-- Start EXTRACTED ENTRIES --
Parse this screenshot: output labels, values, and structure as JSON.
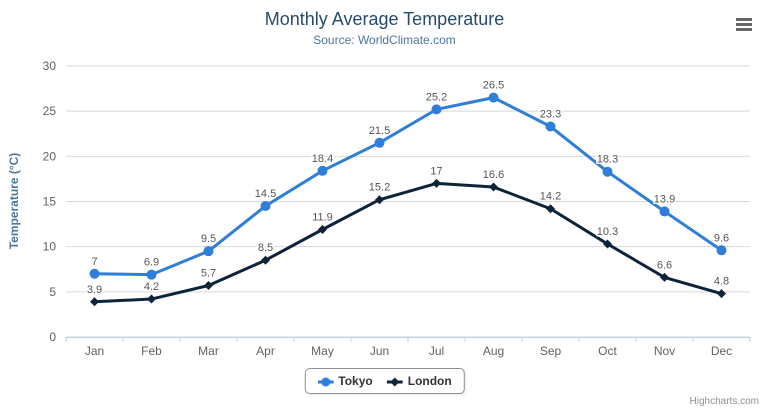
{
  "header": {
    "title": "Monthly Average Temperature",
    "subtitle": "Source: WorldClimate.com"
  },
  "export_menu": {
    "icon": "hamburger-menu-icon"
  },
  "credits": {
    "label": "Highcharts.com"
  },
  "colors": {
    "title": "#274b6d",
    "subtitle": "#4d759e",
    "axis_label": "#606060",
    "data_label": "#555555",
    "legend_text": "#333333",
    "credits": "#909090",
    "menu_icon": "#666666",
    "grid": "#d8d8d8",
    "axis_line": "#c0d0e0",
    "background": "#ffffff"
  },
  "chart_data": {
    "type": "line",
    "title": "Monthly Average Temperature",
    "subtitle": "Source: WorldClimate.com",
    "categories": [
      "Jan",
      "Feb",
      "Mar",
      "Apr",
      "May",
      "Jun",
      "Jul",
      "Aug",
      "Sep",
      "Oct",
      "Nov",
      "Dec"
    ],
    "series": [
      {
        "name": "Tokyo",
        "color": "#2f7ed8",
        "marker": "circle",
        "values": [
          7,
          6.9,
          9.5,
          14.5,
          18.4,
          21.5,
          25.2,
          26.5,
          23.3,
          18.3,
          13.9,
          9.6
        ]
      },
      {
        "name": "London",
        "color": "#0d233a",
        "marker": "diamond",
        "values": [
          3.9,
          4.2,
          5.7,
          8.5,
          11.9,
          15.2,
          17,
          16.6,
          14.2,
          10.3,
          6.6,
          4.8
        ]
      }
    ],
    "xlabel": "",
    "ylabel": "Temperature (°C)",
    "ylim": [
      0,
      30
    ],
    "ytick_step": 5,
    "yticks": [
      0,
      5,
      10,
      15,
      20,
      25,
      30
    ],
    "grid": true,
    "data_labels": true,
    "legend_position": "bottom"
  }
}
-- End EXTRACTED ENTRIES --
WHAT IS ASKED —
Make an exact copy of every entry above, minus the images.

RESULT OF THE TASK —
Parse this screenshot: output labels, values, and structure as JSON.
{
  "header": {
    "title": "Monthly Average Temperature",
    "subtitle": "Source: WorldClimate.com"
  },
  "export_menu": {
    "icon": "hamburger-menu-icon"
  },
  "credits": {
    "label": "Highcharts.com"
  },
  "colors": {
    "title": "#274b6d",
    "subtitle": "#4d759e",
    "axis_label": "#606060",
    "data_label": "#555555",
    "legend_text": "#333333",
    "credits": "#909090",
    "menu_icon": "#666666",
    "grid": "#d8d8d8",
    "axis_line": "#c0d0e0",
    "background": "#ffffff"
  },
  "chart_data": {
    "type": "line",
    "title": "Monthly Average Temperature",
    "subtitle": "Source: WorldClimate.com",
    "categories": [
      "Jan",
      "Feb",
      "Mar",
      "Apr",
      "May",
      "Jun",
      "Jul",
      "Aug",
      "Sep",
      "Oct",
      "Nov",
      "Dec"
    ],
    "series": [
      {
        "name": "Tokyo",
        "color": "#2f7ed8",
        "marker": "circle",
        "values": [
          7,
          6.9,
          9.5,
          14.5,
          18.4,
          21.5,
          25.2,
          26.5,
          23.3,
          18.3,
          13.9,
          9.6
        ]
      },
      {
        "name": "London",
        "color": "#0d233a",
        "marker": "diamond",
        "values": [
          3.9,
          4.2,
          5.7,
          8.5,
          11.9,
          15.2,
          17,
          16.6,
          14.2,
          10.3,
          6.6,
          4.8
        ]
      }
    ],
    "xlabel": "",
    "ylabel": "Temperature (°C)",
    "ylim": [
      0,
      30
    ],
    "ytick_step": 5,
    "yticks": [
      0,
      5,
      10,
      15,
      20,
      25,
      30
    ],
    "grid": true,
    "data_labels": true,
    "legend_position": "bottom"
  }
}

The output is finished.